>>>>

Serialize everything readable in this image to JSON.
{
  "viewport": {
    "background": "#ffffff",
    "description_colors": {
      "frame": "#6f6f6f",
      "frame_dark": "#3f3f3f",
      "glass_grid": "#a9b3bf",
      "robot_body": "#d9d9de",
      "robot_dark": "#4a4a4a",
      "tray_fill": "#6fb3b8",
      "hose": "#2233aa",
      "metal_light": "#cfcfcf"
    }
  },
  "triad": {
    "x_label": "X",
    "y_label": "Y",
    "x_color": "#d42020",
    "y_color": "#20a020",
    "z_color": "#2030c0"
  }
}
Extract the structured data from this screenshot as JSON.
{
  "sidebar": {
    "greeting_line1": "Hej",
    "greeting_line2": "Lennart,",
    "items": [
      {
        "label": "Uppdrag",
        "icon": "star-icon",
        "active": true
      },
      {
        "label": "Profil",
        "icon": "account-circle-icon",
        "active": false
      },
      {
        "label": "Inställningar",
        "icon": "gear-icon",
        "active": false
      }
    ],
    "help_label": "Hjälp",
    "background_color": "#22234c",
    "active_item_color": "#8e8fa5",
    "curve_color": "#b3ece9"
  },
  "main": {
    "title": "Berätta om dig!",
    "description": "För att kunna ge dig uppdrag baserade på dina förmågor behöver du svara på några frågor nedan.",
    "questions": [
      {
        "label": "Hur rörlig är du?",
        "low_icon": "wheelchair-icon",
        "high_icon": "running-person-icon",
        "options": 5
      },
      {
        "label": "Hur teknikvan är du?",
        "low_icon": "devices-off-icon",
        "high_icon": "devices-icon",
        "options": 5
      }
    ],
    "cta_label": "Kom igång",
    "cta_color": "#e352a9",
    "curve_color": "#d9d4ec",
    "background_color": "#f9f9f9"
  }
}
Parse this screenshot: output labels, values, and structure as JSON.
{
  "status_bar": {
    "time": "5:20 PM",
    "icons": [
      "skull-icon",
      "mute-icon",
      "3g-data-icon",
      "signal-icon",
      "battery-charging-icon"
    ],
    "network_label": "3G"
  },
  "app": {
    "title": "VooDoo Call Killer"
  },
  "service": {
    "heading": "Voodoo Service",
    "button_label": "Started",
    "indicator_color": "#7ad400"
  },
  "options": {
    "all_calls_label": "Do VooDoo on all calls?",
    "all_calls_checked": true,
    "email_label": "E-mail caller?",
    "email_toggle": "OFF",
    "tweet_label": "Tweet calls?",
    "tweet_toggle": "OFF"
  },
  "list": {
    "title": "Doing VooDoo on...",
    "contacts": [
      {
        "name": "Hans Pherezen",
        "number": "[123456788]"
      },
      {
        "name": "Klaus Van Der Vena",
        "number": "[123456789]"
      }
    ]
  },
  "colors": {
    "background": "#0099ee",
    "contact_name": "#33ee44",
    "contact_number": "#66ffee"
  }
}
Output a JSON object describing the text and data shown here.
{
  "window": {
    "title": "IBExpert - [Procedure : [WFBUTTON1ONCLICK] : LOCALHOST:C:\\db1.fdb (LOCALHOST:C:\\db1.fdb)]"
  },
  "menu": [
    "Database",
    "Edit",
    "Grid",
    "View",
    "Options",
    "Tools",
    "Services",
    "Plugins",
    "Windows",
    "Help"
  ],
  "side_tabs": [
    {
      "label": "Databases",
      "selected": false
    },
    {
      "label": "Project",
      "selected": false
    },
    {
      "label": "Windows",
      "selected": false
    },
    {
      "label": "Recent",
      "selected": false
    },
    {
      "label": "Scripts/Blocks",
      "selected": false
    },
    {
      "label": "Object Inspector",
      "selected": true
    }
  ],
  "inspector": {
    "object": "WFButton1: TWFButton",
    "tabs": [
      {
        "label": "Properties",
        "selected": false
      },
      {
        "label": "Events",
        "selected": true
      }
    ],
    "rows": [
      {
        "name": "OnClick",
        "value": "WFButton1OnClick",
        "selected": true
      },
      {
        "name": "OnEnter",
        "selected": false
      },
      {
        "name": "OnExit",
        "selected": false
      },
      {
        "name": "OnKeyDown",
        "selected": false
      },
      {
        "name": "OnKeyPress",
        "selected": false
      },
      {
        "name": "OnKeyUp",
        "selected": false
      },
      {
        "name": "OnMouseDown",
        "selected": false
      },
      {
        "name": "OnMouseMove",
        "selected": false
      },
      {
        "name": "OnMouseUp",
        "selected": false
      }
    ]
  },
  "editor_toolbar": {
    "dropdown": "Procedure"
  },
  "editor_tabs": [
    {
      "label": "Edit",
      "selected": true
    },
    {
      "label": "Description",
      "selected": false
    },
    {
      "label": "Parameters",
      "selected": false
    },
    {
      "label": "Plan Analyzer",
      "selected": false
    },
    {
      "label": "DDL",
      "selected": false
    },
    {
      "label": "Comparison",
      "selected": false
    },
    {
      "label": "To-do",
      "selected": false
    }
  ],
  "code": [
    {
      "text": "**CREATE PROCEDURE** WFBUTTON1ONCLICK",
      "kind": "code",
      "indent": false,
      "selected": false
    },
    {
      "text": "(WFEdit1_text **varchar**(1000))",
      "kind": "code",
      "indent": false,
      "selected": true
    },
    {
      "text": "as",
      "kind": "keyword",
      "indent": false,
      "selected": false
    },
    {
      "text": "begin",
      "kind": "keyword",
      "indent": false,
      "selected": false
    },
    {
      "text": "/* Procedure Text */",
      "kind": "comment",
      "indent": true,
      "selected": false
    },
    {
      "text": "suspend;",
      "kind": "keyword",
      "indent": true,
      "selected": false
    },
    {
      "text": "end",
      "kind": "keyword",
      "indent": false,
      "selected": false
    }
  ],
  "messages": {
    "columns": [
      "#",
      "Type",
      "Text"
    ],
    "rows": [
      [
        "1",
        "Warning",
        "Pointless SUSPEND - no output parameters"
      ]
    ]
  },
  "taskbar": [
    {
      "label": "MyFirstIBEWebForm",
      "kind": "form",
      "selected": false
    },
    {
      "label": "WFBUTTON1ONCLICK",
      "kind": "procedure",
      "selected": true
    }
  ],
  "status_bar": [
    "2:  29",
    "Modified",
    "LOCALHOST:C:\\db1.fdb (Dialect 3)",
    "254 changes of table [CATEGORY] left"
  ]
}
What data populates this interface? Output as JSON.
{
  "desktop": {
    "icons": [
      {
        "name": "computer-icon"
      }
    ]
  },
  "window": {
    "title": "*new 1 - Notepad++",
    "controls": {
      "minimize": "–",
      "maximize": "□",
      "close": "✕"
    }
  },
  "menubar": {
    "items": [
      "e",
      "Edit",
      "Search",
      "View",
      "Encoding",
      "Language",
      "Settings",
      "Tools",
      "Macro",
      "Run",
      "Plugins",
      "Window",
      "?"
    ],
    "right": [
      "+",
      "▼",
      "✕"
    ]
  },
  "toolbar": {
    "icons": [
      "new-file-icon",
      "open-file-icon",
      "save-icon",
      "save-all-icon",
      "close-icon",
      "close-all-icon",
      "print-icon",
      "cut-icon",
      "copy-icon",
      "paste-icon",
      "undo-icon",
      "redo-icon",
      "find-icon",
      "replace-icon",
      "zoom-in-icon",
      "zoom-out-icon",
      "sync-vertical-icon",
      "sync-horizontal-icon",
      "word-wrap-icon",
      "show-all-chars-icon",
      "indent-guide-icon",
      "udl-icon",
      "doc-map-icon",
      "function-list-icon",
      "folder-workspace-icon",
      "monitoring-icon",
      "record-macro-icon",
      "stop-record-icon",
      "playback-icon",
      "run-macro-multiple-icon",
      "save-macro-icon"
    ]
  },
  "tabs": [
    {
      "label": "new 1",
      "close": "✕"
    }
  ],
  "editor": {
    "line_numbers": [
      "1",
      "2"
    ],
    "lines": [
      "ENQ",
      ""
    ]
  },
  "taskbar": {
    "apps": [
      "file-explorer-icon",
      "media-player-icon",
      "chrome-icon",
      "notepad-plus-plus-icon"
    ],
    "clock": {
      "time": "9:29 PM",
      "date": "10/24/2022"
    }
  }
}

<<<<

Provide the number of lines in these entries that hold the word "close", without any accompanying text.

4